start Extracted material

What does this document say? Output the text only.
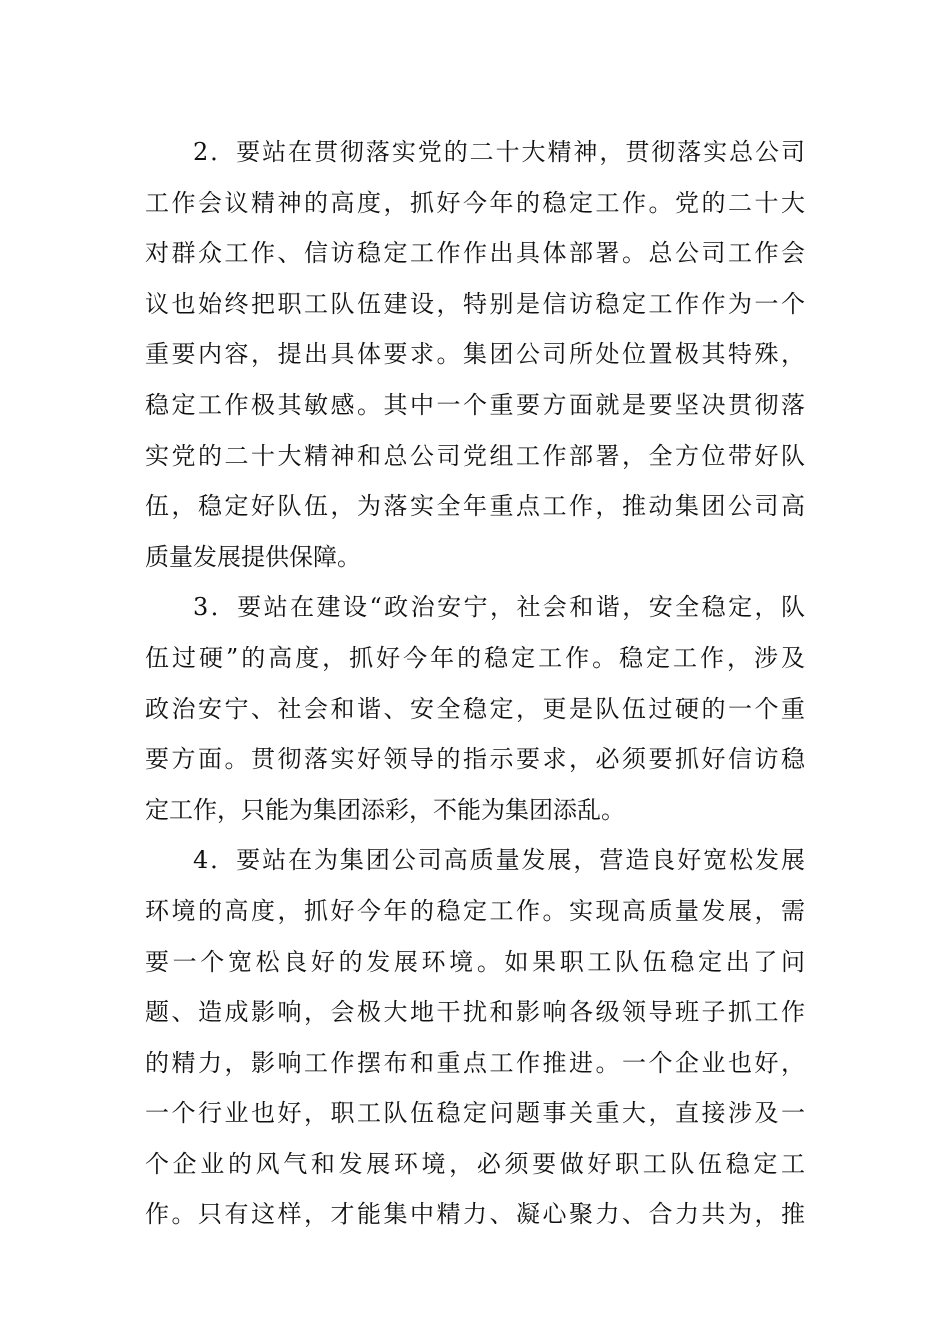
2．要站在贯彻落实党的二十大精神，贯彻落实总公司
工作会议精神的高度，抓好今年的稳定工作。党的二十大
对群众工作、信访稳定工作作出具体部署。总公司工作会
议也始终把职工队伍建设，特别是信访稳定工作作为一个
重要内容，提出具体要求。集团公司所处位置极其特殊，
稳定工作极其敏感。其中一个重要方面就是要坚决贯彻落
实党的二十大精神和总公司党组工作部署，全方位带好队
伍，稳定好队伍，为落实全年重点工作，推动集团公司高
质量发展提供保障。
3．要站在建设“政治安宁，社会和谐，安全稳定，队
伍过硬”的高度，抓好今年的稳定工作。稳定工作，涉及
政治安宁、社会和谐、安全稳定，更是队伍过硬的一个重
要方面。贯彻落实好领导的指示要求，必须要抓好信访稳
定工作，只能为集团添彩，不能为集团添乱。
4．要站在为集团公司高质量发展，营造良好宽松发展
环境的高度，抓好今年的稳定工作。实现高质量发展，需
要一个宽松良好的发展环境。如果职工队伍稳定出了问
题、造成影响，会极大地干扰和影响各级领导班子抓工作
的精力，影响工作摆布和重点工作推进。一个企业也好，
一个行业也好，职工队伍稳定问题事关重大，直接涉及一
个企业的风气和发展环境，必须要做好职工队伍稳定工
作。只有这样，才能集中精力、凝心聚力、合力共为，推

end Extracted material

▶ _Instructions for the task_
Show every line where the string "社会和谐" appears.

▶ _Solution to this task_
3．要站在建设“政治安宁，社会和谐，安全稳定，队
政治安宁、社会和谐、安全稳定，更是队伍过硬的一个重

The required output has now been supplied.